» **STATED PROBLEM**: Transcribe the data in full and exactly, omitting any pictures.

Items listed in a dataset:
_ _ _ _

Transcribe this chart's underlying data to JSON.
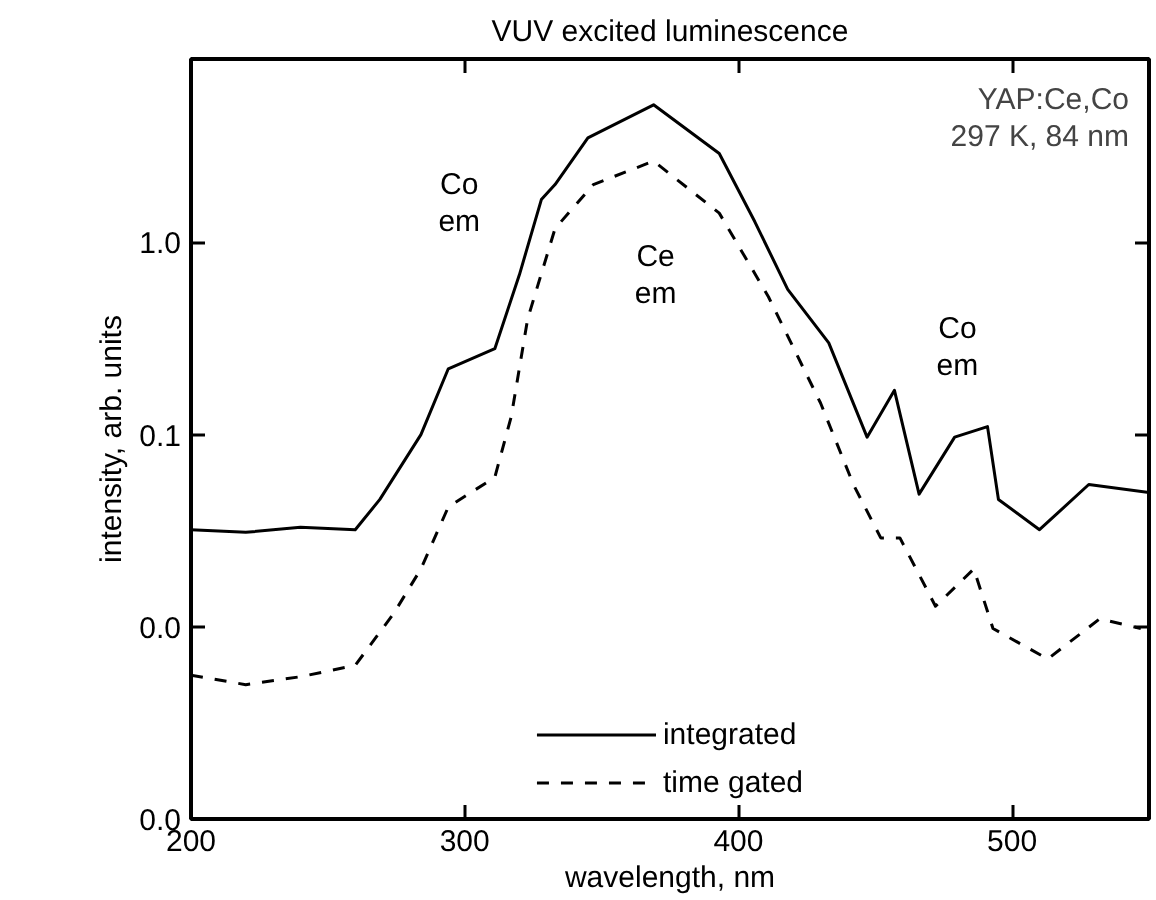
{
  "chart_data": {
    "type": "line",
    "title": "VUV excited luminescence",
    "xlabel": "wavelength, nm",
    "ylabel": "intensity, arb. units",
    "log": "y",
    "xlim": [
      200,
      550
    ],
    "ylim": [
      0.001,
      9
    ],
    "xticks": [
      200,
      300,
      400,
      500
    ],
    "yticks": [
      {
        "value": 0.001,
        "label": "0.0"
      },
      {
        "value": 0.01,
        "label": "0.0"
      },
      {
        "value": 0.1,
        "label": "0.1"
      },
      {
        "value": 1,
        "label": "1.0"
      }
    ],
    "grid": false,
    "legend": "bottom",
    "annotations": [
      "YAP:Ce,Co\n297 K, 84 nm",
      "Co\nem",
      "Ce\nem",
      "Co\nem"
    ],
    "series": [
      {
        "name": "integrated",
        "color": "#000000",
        "line_style": "solid",
        "x": [
          200,
          220,
          240,
          260,
          269,
          284,
          294,
          311,
          320,
          328,
          333,
          345,
          369,
          393,
          406,
          418,
          433,
          447,
          457,
          466,
          479,
          491,
          495,
          510,
          528,
          550
        ],
        "values": [
          0.032,
          0.031,
          0.033,
          0.032,
          0.046,
          0.1,
          0.22,
          0.28,
          0.68,
          1.67,
          2.0,
          3.5,
          5.2,
          2.9,
          1.28,
          0.57,
          0.3,
          0.097,
          0.17,
          0.049,
          0.097,
          0.11,
          0.046,
          0.032,
          0.055,
          0.05
        ]
      },
      {
        "name": "time gated",
        "color": "#000000",
        "line_style": "dashed",
        "x": [
          200,
          220,
          240,
          260,
          274,
          284,
          294,
          311,
          317,
          323,
          333,
          347,
          369,
          393,
          411,
          430,
          442,
          452,
          459,
          472,
          486,
          493,
          513,
          532,
          547
        ],
        "values": [
          0.0056,
          0.005,
          0.0055,
          0.0063,
          0.0117,
          0.02,
          0.042,
          0.06,
          0.124,
          0.4,
          1.18,
          2.0,
          2.65,
          1.42,
          0.52,
          0.146,
          0.055,
          0.029,
          0.029,
          0.0128,
          0.02,
          0.0098,
          0.0068,
          0.011,
          0.0098
        ]
      }
    ]
  }
}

_ _ _ _

» **SOLUTION TO THIS TASK**:
Transcribe this chart's underlying data to JSON.
{
  "chart_data": {
    "type": "line",
    "title": "VUV excited luminescence",
    "xlabel": "wavelength, nm",
    "ylabel": "intensity, arb. units",
    "log": "y",
    "xlim": [
      200,
      550
    ],
    "ylim": [
      0.001,
      9
    ],
    "xticks": [
      200,
      300,
      400,
      500
    ],
    "yticks": [
      {
        "value": 0.001,
        "label": "0.0"
      },
      {
        "value": 0.01,
        "label": "0.0"
      },
      {
        "value": 0.1,
        "label": "0.1"
      },
      {
        "value": 1,
        "label": "1.0"
      }
    ],
    "grid": false,
    "legend": "bottom",
    "annotations": [
      "YAP:Ce,Co\n297 K, 84 nm",
      "Co\nem",
      "Ce\nem",
      "Co\nem"
    ],
    "series": [
      {
        "name": "integrated",
        "color": "#000000",
        "line_style": "solid",
        "x": [
          200,
          220,
          240,
          260,
          269,
          284,
          294,
          311,
          320,
          328,
          333,
          345,
          369,
          393,
          406,
          418,
          433,
          447,
          457,
          466,
          479,
          491,
          495,
          510,
          528,
          550
        ],
        "values": [
          0.032,
          0.031,
          0.033,
          0.032,
          0.046,
          0.1,
          0.22,
          0.28,
          0.68,
          1.67,
          2.0,
          3.5,
          5.2,
          2.9,
          1.28,
          0.57,
          0.3,
          0.097,
          0.17,
          0.049,
          0.097,
          0.11,
          0.046,
          0.032,
          0.055,
          0.05
        ]
      },
      {
        "name": "time gated",
        "color": "#000000",
        "line_style": "dashed",
        "x": [
          200,
          220,
          240,
          260,
          274,
          284,
          294,
          311,
          317,
          323,
          333,
          347,
          369,
          393,
          411,
          430,
          442,
          452,
          459,
          472,
          486,
          493,
          513,
          532,
          547
        ],
        "values": [
          0.0056,
          0.005,
          0.0055,
          0.0063,
          0.0117,
          0.02,
          0.042,
          0.06,
          0.124,
          0.4,
          1.18,
          2.0,
          2.65,
          1.42,
          0.52,
          0.146,
          0.055,
          0.029,
          0.029,
          0.0128,
          0.02,
          0.0098,
          0.0068,
          0.011,
          0.0098
        ]
      }
    ]
  }
}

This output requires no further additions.